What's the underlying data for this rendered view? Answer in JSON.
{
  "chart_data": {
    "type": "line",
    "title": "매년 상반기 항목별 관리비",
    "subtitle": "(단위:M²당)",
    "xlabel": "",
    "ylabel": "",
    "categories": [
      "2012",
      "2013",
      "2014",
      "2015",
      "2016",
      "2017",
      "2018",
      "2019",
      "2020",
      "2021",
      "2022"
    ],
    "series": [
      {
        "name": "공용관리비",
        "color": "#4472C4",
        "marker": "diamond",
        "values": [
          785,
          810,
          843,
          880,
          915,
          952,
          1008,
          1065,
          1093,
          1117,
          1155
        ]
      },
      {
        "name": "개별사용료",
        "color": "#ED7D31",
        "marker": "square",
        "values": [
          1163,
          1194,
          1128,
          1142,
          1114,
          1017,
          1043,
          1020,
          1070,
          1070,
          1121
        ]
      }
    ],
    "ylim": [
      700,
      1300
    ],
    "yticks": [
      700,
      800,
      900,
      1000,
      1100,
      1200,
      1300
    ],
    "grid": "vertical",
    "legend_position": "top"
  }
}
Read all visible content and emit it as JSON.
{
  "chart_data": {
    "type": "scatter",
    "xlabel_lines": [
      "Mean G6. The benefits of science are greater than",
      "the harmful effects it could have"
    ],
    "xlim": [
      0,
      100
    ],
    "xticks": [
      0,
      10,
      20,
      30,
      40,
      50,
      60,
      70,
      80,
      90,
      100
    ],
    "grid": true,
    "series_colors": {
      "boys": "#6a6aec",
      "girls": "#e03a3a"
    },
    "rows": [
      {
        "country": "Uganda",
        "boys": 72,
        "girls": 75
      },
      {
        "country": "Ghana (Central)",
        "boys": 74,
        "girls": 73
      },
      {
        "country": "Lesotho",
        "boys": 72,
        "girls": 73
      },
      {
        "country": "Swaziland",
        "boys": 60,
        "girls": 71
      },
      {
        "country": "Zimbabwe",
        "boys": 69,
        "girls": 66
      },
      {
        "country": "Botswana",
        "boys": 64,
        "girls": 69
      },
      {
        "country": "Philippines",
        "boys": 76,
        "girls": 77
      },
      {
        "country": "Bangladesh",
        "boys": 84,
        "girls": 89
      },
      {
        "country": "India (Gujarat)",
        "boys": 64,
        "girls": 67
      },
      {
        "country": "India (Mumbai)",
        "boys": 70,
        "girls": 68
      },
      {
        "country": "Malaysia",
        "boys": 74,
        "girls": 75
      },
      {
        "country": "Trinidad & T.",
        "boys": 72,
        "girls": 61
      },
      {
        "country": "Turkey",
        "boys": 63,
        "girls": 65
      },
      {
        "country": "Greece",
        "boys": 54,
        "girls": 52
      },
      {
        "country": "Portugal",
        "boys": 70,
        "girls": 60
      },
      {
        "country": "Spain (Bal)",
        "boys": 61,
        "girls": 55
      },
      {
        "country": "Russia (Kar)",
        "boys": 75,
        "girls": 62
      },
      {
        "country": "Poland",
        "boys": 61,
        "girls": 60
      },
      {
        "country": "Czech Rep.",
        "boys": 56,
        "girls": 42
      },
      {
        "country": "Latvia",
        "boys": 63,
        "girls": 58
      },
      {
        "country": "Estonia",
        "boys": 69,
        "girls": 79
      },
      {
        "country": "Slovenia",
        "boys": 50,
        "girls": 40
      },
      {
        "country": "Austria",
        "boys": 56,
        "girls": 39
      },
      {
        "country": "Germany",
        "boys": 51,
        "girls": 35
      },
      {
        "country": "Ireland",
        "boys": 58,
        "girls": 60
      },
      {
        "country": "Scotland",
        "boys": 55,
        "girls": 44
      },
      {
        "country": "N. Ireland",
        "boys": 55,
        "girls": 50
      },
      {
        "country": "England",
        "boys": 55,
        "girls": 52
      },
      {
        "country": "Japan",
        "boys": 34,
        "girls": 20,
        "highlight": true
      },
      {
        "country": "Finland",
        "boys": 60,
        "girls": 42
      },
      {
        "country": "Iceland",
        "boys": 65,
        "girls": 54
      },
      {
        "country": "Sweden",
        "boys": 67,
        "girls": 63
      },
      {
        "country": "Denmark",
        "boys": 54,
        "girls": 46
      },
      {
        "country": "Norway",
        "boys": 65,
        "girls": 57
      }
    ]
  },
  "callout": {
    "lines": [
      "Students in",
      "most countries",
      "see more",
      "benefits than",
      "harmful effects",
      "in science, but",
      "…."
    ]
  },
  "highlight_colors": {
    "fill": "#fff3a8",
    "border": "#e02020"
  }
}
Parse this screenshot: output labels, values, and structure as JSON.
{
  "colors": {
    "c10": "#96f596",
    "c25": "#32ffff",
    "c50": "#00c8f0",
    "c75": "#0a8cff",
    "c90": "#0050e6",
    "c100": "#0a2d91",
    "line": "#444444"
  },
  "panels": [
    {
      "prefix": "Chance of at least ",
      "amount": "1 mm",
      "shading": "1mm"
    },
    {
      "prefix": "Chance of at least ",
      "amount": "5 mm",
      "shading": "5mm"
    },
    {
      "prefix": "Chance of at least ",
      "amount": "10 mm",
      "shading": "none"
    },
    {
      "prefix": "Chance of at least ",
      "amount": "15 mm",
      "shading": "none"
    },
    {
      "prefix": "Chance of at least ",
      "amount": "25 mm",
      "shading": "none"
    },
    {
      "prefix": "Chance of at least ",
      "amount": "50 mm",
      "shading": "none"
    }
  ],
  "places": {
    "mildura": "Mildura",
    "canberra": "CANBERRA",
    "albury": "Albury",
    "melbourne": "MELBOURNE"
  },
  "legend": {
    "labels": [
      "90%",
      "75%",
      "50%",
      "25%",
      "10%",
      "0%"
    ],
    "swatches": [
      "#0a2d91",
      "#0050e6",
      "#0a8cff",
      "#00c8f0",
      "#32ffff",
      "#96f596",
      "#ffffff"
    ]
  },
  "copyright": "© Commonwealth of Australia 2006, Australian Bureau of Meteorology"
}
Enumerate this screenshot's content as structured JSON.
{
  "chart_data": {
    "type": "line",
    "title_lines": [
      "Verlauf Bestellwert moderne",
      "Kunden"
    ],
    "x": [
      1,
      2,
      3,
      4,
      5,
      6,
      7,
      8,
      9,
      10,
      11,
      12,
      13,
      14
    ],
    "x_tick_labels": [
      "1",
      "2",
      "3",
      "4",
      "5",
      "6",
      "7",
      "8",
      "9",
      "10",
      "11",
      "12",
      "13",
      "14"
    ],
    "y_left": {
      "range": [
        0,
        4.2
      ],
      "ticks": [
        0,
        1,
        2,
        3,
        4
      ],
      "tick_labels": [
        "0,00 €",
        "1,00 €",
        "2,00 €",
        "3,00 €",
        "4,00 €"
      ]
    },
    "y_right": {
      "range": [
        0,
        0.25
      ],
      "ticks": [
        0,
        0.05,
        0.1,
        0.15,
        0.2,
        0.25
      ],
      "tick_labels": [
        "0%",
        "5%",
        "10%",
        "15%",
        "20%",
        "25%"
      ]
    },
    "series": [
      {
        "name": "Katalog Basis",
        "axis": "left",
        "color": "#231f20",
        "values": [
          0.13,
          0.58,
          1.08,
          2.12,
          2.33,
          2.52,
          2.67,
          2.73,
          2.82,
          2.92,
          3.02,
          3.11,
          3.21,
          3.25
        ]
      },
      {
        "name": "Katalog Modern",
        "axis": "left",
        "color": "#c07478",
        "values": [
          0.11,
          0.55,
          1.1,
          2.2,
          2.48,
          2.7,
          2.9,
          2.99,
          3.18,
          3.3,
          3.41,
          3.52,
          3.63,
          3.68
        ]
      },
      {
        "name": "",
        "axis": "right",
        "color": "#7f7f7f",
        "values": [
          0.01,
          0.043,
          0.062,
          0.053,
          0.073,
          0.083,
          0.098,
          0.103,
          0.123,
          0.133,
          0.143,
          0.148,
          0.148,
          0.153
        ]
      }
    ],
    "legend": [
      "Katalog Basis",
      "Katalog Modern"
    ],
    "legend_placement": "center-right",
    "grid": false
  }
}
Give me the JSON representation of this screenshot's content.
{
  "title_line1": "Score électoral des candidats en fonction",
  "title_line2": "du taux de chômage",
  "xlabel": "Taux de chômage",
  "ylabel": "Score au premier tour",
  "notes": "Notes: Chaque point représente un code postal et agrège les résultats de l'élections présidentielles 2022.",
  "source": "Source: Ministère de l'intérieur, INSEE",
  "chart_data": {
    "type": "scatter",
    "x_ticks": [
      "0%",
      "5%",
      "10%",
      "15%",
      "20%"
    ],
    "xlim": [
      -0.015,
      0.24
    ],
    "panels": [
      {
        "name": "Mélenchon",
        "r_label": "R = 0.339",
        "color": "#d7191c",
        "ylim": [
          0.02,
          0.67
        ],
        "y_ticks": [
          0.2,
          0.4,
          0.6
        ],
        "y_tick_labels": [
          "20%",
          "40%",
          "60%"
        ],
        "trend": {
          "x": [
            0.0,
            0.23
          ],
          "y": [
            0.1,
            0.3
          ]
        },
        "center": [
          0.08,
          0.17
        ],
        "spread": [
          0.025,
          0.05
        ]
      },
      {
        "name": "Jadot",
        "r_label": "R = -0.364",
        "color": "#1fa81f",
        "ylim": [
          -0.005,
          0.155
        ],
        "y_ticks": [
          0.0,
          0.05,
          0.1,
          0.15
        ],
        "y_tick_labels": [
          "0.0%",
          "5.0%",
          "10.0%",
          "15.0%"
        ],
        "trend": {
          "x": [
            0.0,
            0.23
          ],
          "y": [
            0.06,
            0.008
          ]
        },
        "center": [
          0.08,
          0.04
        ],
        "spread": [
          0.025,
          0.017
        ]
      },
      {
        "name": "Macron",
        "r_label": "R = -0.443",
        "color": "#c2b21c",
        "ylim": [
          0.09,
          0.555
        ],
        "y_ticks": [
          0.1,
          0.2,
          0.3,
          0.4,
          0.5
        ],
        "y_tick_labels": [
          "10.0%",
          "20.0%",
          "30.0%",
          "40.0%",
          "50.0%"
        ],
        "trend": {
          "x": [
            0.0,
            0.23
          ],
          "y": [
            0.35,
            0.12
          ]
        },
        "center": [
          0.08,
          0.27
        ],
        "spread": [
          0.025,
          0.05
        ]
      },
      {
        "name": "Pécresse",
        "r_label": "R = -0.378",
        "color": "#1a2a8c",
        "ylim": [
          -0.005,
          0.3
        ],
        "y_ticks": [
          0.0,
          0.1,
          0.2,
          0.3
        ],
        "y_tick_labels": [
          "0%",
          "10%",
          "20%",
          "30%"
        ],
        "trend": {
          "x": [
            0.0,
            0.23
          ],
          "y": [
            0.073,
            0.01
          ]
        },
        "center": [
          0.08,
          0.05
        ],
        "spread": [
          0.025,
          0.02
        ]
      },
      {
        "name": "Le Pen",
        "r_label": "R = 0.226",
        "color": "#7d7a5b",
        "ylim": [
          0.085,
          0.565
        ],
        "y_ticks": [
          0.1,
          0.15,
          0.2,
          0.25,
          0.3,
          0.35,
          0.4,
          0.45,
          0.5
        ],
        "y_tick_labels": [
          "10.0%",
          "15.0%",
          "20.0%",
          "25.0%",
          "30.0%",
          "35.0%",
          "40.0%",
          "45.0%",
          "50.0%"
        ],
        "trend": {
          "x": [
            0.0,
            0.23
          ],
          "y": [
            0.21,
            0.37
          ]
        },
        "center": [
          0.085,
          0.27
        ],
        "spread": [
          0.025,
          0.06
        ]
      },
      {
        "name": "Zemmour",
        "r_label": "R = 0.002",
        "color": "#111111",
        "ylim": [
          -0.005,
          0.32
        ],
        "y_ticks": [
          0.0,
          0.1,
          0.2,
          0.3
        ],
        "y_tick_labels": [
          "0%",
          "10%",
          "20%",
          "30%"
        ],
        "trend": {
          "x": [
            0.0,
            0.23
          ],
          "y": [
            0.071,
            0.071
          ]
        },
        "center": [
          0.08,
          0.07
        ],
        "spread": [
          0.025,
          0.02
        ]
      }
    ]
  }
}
▬▬▬▬▬▬▬▬▬▬
▸ The exercise
Look through the records and count each line that holds "this". Write only the total.

▸ The output
4